- _MATERIAL PROVIDED_:
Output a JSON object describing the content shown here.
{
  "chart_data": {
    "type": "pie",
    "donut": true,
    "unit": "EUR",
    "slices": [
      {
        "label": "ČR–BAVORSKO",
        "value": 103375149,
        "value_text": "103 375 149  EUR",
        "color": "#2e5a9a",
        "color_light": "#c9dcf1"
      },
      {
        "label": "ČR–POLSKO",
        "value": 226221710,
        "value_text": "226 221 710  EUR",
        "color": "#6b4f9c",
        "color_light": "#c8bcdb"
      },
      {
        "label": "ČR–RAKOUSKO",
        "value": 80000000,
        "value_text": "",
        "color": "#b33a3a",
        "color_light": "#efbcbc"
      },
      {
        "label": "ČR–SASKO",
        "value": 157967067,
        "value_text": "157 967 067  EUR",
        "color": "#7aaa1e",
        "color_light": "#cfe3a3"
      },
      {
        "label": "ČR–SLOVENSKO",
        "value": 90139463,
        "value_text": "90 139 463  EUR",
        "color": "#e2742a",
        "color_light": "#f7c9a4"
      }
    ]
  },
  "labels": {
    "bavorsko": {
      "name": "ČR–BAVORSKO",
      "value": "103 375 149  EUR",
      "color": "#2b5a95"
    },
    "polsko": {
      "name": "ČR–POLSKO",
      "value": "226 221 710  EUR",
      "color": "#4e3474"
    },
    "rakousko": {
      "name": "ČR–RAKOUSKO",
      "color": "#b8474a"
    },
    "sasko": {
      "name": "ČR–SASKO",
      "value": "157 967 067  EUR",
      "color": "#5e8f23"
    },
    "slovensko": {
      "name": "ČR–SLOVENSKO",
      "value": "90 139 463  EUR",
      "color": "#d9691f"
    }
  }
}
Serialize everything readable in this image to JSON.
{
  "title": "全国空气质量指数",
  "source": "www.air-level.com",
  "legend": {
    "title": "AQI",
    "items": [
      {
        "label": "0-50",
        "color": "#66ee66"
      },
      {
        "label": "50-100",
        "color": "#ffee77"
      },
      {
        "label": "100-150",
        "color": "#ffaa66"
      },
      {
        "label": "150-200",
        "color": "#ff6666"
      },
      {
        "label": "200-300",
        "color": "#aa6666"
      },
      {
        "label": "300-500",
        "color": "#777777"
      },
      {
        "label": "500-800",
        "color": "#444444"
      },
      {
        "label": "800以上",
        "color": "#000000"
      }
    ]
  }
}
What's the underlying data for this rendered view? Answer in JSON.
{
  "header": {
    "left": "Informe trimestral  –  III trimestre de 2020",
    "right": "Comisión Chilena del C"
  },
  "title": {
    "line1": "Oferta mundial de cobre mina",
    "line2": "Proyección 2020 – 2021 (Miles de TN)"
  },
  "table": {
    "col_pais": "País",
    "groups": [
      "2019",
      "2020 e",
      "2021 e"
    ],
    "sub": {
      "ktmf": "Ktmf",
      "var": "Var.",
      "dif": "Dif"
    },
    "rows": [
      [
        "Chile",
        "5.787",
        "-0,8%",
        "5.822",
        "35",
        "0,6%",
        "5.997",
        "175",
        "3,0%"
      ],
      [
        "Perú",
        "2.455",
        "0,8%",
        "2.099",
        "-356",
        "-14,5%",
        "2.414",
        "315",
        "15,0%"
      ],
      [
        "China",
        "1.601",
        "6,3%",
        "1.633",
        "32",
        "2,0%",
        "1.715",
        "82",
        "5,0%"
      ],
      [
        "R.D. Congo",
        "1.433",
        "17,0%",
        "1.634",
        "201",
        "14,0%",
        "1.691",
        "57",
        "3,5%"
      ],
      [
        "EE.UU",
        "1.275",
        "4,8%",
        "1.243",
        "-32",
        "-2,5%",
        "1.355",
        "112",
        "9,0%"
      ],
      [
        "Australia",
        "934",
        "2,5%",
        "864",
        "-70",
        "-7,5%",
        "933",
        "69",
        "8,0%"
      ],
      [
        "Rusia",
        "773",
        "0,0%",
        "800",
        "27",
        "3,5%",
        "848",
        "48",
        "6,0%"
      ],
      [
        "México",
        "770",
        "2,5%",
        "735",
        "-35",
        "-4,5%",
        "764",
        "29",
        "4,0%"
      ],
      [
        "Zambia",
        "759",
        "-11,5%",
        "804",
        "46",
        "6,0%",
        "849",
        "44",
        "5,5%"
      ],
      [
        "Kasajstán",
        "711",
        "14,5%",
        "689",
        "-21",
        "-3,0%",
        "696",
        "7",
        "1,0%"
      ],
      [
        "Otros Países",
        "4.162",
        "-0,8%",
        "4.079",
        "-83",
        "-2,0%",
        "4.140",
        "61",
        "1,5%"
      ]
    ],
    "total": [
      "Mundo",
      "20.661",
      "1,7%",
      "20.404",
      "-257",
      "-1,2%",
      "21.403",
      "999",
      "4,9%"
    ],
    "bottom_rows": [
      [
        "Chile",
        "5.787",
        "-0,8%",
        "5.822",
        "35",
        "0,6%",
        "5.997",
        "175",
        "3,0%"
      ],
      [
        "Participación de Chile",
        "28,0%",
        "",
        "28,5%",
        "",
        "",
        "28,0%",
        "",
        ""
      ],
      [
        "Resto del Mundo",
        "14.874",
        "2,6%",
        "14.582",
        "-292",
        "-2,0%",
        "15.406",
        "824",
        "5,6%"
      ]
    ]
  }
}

- _EXERCISE_: Copy every line in the entries above that has the string "JSON" in it.

- _REPLY_:
Output a JSON object describing the content shown here.
Serialize everything readable in this image to JSON.
What's the underlying data for this rendered view? Answer in JSON.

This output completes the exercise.